On Wed, Jan 03, 2018 at 02:59:21PM +0100, Jan Kara wrote:
> On Wed 03-01-18 13:32:19, Dave Chinner wrote:
> > I think we could probably block ->write_metadata if necessary via a
> > completion/wakeup style notification when a specific LSN is reached
> > by the log tail, but realistically if there's any amount of data
> > needing to be written it'll throttle data writes because the IO
> > pipeline is being kept full by background metadata writes....
> 
> So the problem I'm concerned about is a corner case. Consider a situation
> when you have no dirty data, only dirty metadata but enough of them to
> trigger background writeback. How should metadata writeback behave for XFS
> in this case? Who should be responsible that wb_writeback() just does not
> loop invoking ->write_metadata() as fast as CPU allows until xfsaild makes
> enough progress?
>
> Thinking about this today, I think this looping prevention belongs to
> wb_writeback().

Well, backgroudn data writeback can block in two ways. One is during
IO submission when the request queue is full, the other is when all
dirty inodes have had some work done on them and have all been moved
to b_more_io - wb_writeback waits for the __I_SYNC bit to be cleared
on the last(?) inode on that list, hence backing off before
submitting more IO.

Work to be completed>
Reproduce the mailing-list exchange about XFS metadata writeback in full, word for word and with every quoted line intact.

Entries shown>
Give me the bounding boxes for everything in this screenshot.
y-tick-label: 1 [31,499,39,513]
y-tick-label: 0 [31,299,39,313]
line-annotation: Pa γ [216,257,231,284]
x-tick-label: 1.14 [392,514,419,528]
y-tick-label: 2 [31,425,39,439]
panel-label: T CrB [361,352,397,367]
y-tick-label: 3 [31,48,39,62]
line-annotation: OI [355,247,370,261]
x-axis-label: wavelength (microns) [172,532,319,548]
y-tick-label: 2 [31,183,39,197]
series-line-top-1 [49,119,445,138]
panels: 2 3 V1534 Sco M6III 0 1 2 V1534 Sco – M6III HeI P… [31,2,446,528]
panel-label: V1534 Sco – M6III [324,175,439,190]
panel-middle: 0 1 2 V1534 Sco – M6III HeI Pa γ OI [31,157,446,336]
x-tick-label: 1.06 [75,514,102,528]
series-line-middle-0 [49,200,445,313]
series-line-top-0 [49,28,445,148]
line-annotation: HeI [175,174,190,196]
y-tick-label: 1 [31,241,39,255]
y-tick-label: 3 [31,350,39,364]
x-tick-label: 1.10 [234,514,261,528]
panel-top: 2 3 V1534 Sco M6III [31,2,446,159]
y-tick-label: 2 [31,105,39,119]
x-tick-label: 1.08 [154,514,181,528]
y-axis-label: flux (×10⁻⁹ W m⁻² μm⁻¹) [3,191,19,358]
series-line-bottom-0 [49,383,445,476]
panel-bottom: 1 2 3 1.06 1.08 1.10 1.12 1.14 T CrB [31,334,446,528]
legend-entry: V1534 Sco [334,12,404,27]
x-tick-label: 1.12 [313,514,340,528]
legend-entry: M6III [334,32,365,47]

Task answer>
On Wed, Jan 03, 2018 at 02:59:21PM +0100, Jan Kara wrote:
> On Wed 03-01-18 13:32:19, Dave Chinner wrote:
> > I think we could probably block ->write_metadata if necessary via a
> > completion/wakeup style notification when a specific LSN is reached
> > by the log tail, but realistically if there's any amount of data
> > needing to be written it'll throttle data writes because the IO
> > pipeline is being kept full by background metadata writes....
> 
> So the problem I'm concerned about is a corner case. Consider a situation
> when you have no dirty data, only dirty metadata but enough of them to
> trigger background writeback. How should metadata writeback behave for XFS
> in this case? Who should be responsible that wb_writeback() just does not
> loop invoking ->write_metadata() as fast as CPU allows until xfsaild makes
> enough progress?
>
> Thinking about this today, I think this looping prevention belongs to
> wb_writeback().

Well, backgroudn data writeback can block in two ways. One is during
IO submission when the request queue is full, the other is when all
dirty inodes have had some work done on them and have all been moved
to b_more_io - wb_writeback waits for the __I_SYNC bit to be cleared
on the last(?) inode on that list, hence backing off before
submitting more IO.